* WRITTEN REQUEST *
Find every line in the records that holds the string "quartile". Copy each one.

* DATA TO USE *
··········
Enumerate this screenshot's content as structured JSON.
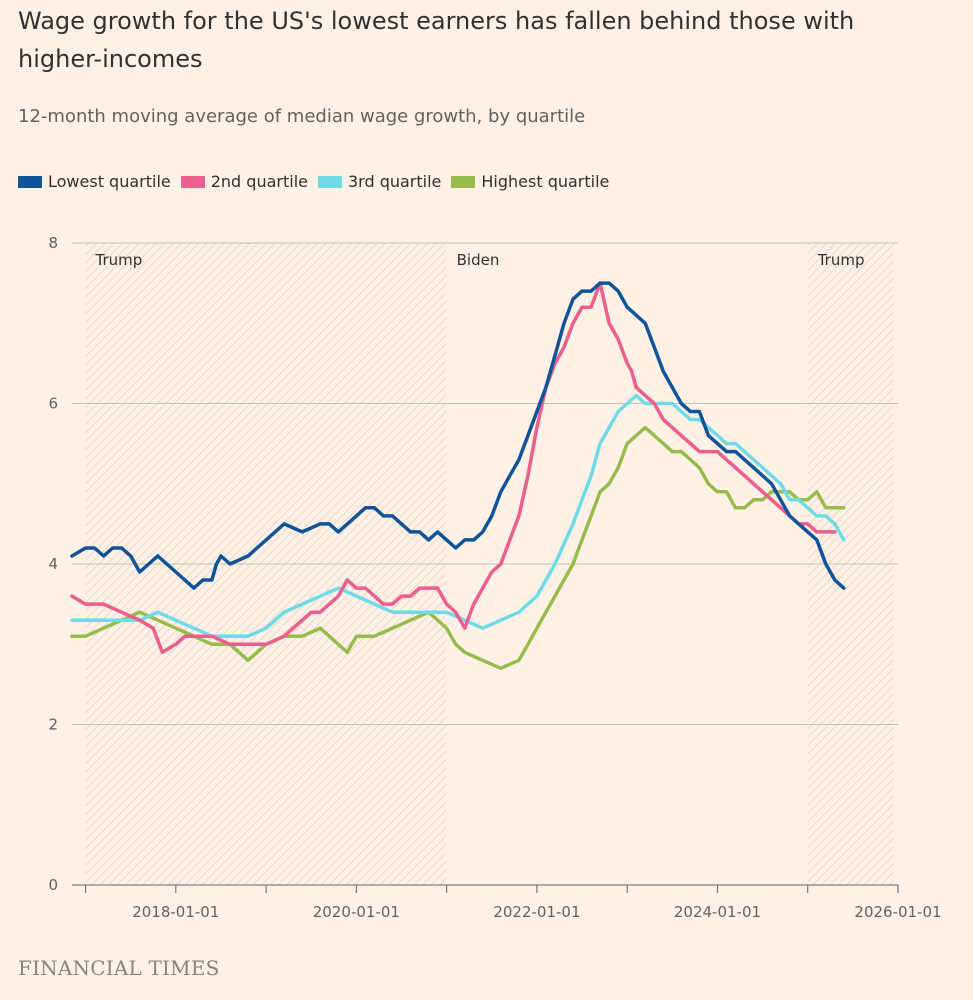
{
  "header": {
    "title": "Wage growth for the US's lowest earners has fallen behind those with higher-incomes",
    "subtitle": "12-month moving average of median wage growth, by quartile"
  },
  "footer": {
    "source": "FINANCIAL TIMES"
  },
  "colors": {
    "background": "#fff1e5",
    "lowest": "#0f5499",
    "second": "#eb5e8d",
    "third": "#70dbe8",
    "highest": "#96bc4c",
    "grid": "#c9beb3"
  },
  "chart_data": {
    "type": "line",
    "title": "Wage growth for the US's lowest earners has fallen behind those with higher-incomes",
    "subtitle": "12-month moving average of median wage growth, by quartile",
    "xlabel": "",
    "ylabel": "",
    "xlim": [
      "2017-01-01",
      "2026-01-01"
    ],
    "ylim": [
      0,
      8
    ],
    "yticks": [
      0,
      2,
      4,
      6,
      8
    ],
    "xticks": [
      "2018-01-01",
      "2020-01-01",
      "2022-01-01",
      "2024-01-01",
      "2026-01-01"
    ],
    "legend_position": "top-left",
    "grid": true,
    "eras": [
      {
        "label": "Trump",
        "start": "2017-01-01",
        "end": "2021-01-01",
        "shaded": true
      },
      {
        "label": "Biden",
        "start": "2021-01-01",
        "end": "2025-01-01",
        "shaded": false
      },
      {
        "label": "Trump",
        "start": "2025-01-01",
        "end": "2026-01-01",
        "shaded": true
      }
    ],
    "series": [
      {
        "name": "Lowest quartile",
        "key": "lowest",
        "x": [
          2016.85,
          2017.0,
          2017.1,
          2017.2,
          2017.3,
          2017.4,
          2017.5,
          2017.6,
          2017.7,
          2017.8,
          2017.9,
          2018.0,
          2018.1,
          2018.2,
          2018.3,
          2018.4,
          2018.45,
          2018.5,
          2018.6,
          2018.8,
          2019.0,
          2019.1,
          2019.2,
          2019.4,
          2019.6,
          2019.7,
          2019.8,
          2019.9,
          2020.0,
          2020.1,
          2020.2,
          2020.3,
          2020.4,
          2020.5,
          2020.6,
          2020.7,
          2020.8,
          2020.9,
          2021.0,
          2021.1,
          2021.2,
          2021.3,
          2021.4,
          2021.5,
          2021.6,
          2021.7,
          2021.8,
          2021.9,
          2022.0,
          2022.1,
          2022.2,
          2022.3,
          2022.4,
          2022.5,
          2022.6,
          2022.7,
          2022.8,
          2022.9,
          2023.0,
          2023.1,
          2023.2,
          2023.3,
          2023.4,
          2023.5,
          2023.6,
          2023.7,
          2023.8,
          2023.9,
          2024.0,
          2024.1,
          2024.2,
          2024.3,
          2024.4,
          2024.5,
          2024.6,
          2024.7,
          2024.8,
          2024.9,
          2025.0,
          2025.1,
          2025.2,
          2025.3,
          2025.4
        ],
        "values": [
          4.1,
          4.2,
          4.2,
          4.1,
          4.2,
          4.2,
          4.1,
          3.9,
          4.0,
          4.1,
          4.0,
          3.9,
          3.8,
          3.7,
          3.8,
          3.8,
          4.0,
          4.1,
          4.0,
          4.1,
          4.3,
          4.4,
          4.5,
          4.4,
          4.5,
          4.5,
          4.4,
          4.5,
          4.6,
          4.7,
          4.7,
          4.6,
          4.6,
          4.5,
          4.4,
          4.4,
          4.3,
          4.4,
          4.3,
          4.2,
          4.3,
          4.3,
          4.4,
          4.6,
          4.9,
          5.1,
          5.3,
          5.6,
          5.9,
          6.2,
          6.6,
          7.0,
          7.3,
          7.4,
          7.4,
          7.5,
          7.5,
          7.4,
          7.2,
          7.1,
          7.0,
          6.7,
          6.4,
          6.2,
          6.0,
          5.9,
          5.9,
          5.6,
          5.5,
          5.4,
          5.4,
          5.3,
          5.2,
          5.1,
          5.0,
          4.8,
          4.6,
          4.5,
          4.4,
          4.3,
          4.0,
          3.8,
          3.7
        ]
      },
      {
        "name": "2nd quartile",
        "key": "second",
        "x": [
          2016.85,
          2017.0,
          2017.2,
          2017.4,
          2017.6,
          2017.75,
          2017.85,
          2018.0,
          2018.1,
          2018.2,
          2018.3,
          2018.4,
          2018.6,
          2018.8,
          2019.0,
          2019.2,
          2019.4,
          2019.5,
          2019.6,
          2019.8,
          2019.9,
          2020.0,
          2020.1,
          2020.2,
          2020.3,
          2020.4,
          2020.5,
          2020.6,
          2020.7,
          2020.8,
          2020.9,
          2021.0,
          2021.1,
          2021.2,
          2021.3,
          2021.4,
          2021.5,
          2021.6,
          2021.7,
          2021.8,
          2021.9,
          2022.0,
          2022.1,
          2022.2,
          2022.3,
          2022.4,
          2022.5,
          2022.6,
          2022.7,
          2022.8,
          2022.9,
          2023.0,
          2023.05,
          2023.1,
          2023.2,
          2023.3,
          2023.4,
          2023.5,
          2023.6,
          2023.7,
          2023.8,
          2023.9,
          2024.0,
          2024.1,
          2024.2,
          2024.3,
          2024.4,
          2024.5,
          2024.6,
          2024.7,
          2024.8,
          2024.9,
          2025.0,
          2025.1,
          2025.2,
          2025.3
        ],
        "values": [
          3.6,
          3.5,
          3.5,
          3.4,
          3.3,
          3.2,
          2.9,
          3.0,
          3.1,
          3.1,
          3.1,
          3.1,
          3.0,
          3.0,
          3.0,
          3.1,
          3.3,
          3.4,
          3.4,
          3.6,
          3.8,
          3.7,
          3.7,
          3.6,
          3.5,
          3.5,
          3.6,
          3.6,
          3.7,
          3.7,
          3.7,
          3.5,
          3.4,
          3.2,
          3.5,
          3.7,
          3.9,
          4.0,
          4.3,
          4.6,
          5.1,
          5.7,
          6.2,
          6.5,
          6.7,
          7.0,
          7.2,
          7.2,
          7.5,
          7.0,
          6.8,
          6.5,
          6.4,
          6.2,
          6.1,
          6.0,
          5.8,
          5.7,
          5.6,
          5.5,
          5.4,
          5.4,
          5.4,
          5.3,
          5.2,
          5.1,
          5.0,
          4.9,
          4.8,
          4.7,
          4.6,
          4.5,
          4.5,
          4.4,
          4.4,
          4.4
        ]
      },
      {
        "name": "3rd quartile",
        "key": "third",
        "x": [
          2016.85,
          2017.0,
          2017.2,
          2017.4,
          2017.6,
          2017.8,
          2018.0,
          2018.2,
          2018.4,
          2018.6,
          2018.8,
          2019.0,
          2019.2,
          2019.4,
          2019.6,
          2019.8,
          2020.0,
          2020.2,
          2020.4,
          2020.6,
          2020.8,
          2021.0,
          2021.2,
          2021.4,
          2021.6,
          2021.8,
          2022.0,
          2022.2,
          2022.4,
          2022.5,
          2022.6,
          2022.7,
          2022.8,
          2022.9,
          2023.0,
          2023.1,
          2023.2,
          2023.3,
          2023.4,
          2023.5,
          2023.6,
          2023.7,
          2023.8,
          2023.9,
          2024.0,
          2024.1,
          2024.2,
          2024.3,
          2024.4,
          2024.5,
          2024.6,
          2024.7,
          2024.8,
          2024.9,
          2025.0,
          2025.1,
          2025.2,
          2025.3,
          2025.4
        ],
        "values": [
          3.3,
          3.3,
          3.3,
          3.3,
          3.3,
          3.4,
          3.3,
          3.2,
          3.1,
          3.1,
          3.1,
          3.2,
          3.4,
          3.5,
          3.6,
          3.7,
          3.6,
          3.5,
          3.4,
          3.4,
          3.4,
          3.4,
          3.3,
          3.2,
          3.3,
          3.4,
          3.6,
          4.0,
          4.5,
          4.8,
          5.1,
          5.5,
          5.7,
          5.9,
          6.0,
          6.1,
          6.0,
          6.0,
          6.0,
          6.0,
          5.9,
          5.8,
          5.8,
          5.7,
          5.6,
          5.5,
          5.5,
          5.4,
          5.3,
          5.2,
          5.1,
          5.0,
          4.8,
          4.8,
          4.7,
          4.6,
          4.6,
          4.5,
          4.3
        ]
      },
      {
        "name": "Highest quartile",
        "key": "highest",
        "x": [
          2016.85,
          2017.0,
          2017.2,
          2017.4,
          2017.6,
          2017.8,
          2018.0,
          2018.2,
          2018.4,
          2018.6,
          2018.8,
          2019.0,
          2019.2,
          2019.4,
          2019.6,
          2019.7,
          2019.8,
          2019.9,
          2020.0,
          2020.2,
          2020.4,
          2020.6,
          2020.8,
          2020.9,
          2021.0,
          2021.1,
          2021.2,
          2021.4,
          2021.6,
          2021.8,
          2021.9,
          2022.0,
          2022.1,
          2022.2,
          2022.3,
          2022.4,
          2022.5,
          2022.6,
          2022.7,
          2022.8,
          2022.9,
          2023.0,
          2023.1,
          2023.2,
          2023.3,
          2023.4,
          2023.5,
          2023.6,
          2023.7,
          2023.8,
          2023.9,
          2024.0,
          2024.1,
          2024.2,
          2024.3,
          2024.4,
          2024.5,
          2024.6,
          2024.7,
          2024.8,
          2024.9,
          2025.0,
          2025.1,
          2025.2,
          2025.3,
          2025.4
        ],
        "values": [
          3.1,
          3.1,
          3.2,
          3.3,
          3.4,
          3.3,
          3.2,
          3.1,
          3.0,
          3.0,
          2.8,
          3.0,
          3.1,
          3.1,
          3.2,
          3.1,
          3.0,
          2.9,
          3.1,
          3.1,
          3.2,
          3.3,
          3.4,
          3.3,
          3.2,
          3.0,
          2.9,
          2.8,
          2.7,
          2.8,
          3.0,
          3.2,
          3.4,
          3.6,
          3.8,
          4.0,
          4.3,
          4.6,
          4.9,
          5.0,
          5.2,
          5.5,
          5.6,
          5.7,
          5.6,
          5.5,
          5.4,
          5.4,
          5.3,
          5.2,
          5.0,
          4.9,
          4.9,
          4.7,
          4.7,
          4.8,
          4.8,
          4.9,
          4.9,
          4.9,
          4.8,
          4.8,
          4.9,
          4.7,
          4.7,
          4.7
        ]
      }
    ]
  }
}
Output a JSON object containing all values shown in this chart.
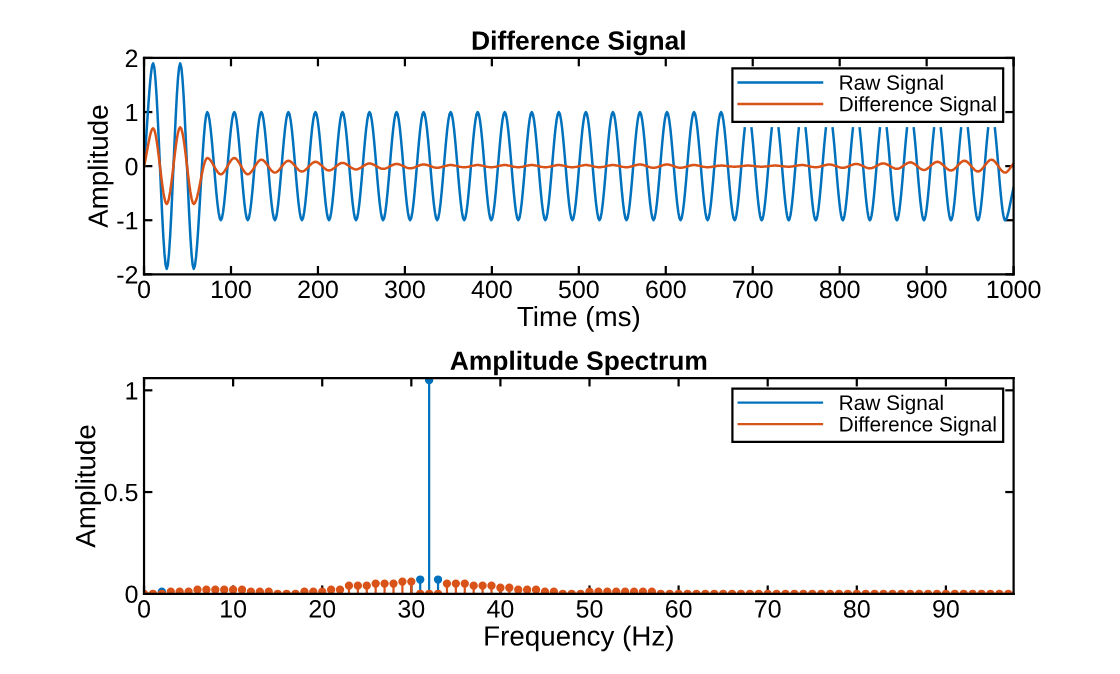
··········
* CORRECT RESPONSE *
    "subtitle": "12-month moving average of median wage growth, by quartile"
    "subtitle": "12-month moving average of median wage growth, by quartile",
        "name": "Lowest quartile",
        "name": "2nd quartile",
        "name": "3rd quartile",
        "name": "Highest quartile",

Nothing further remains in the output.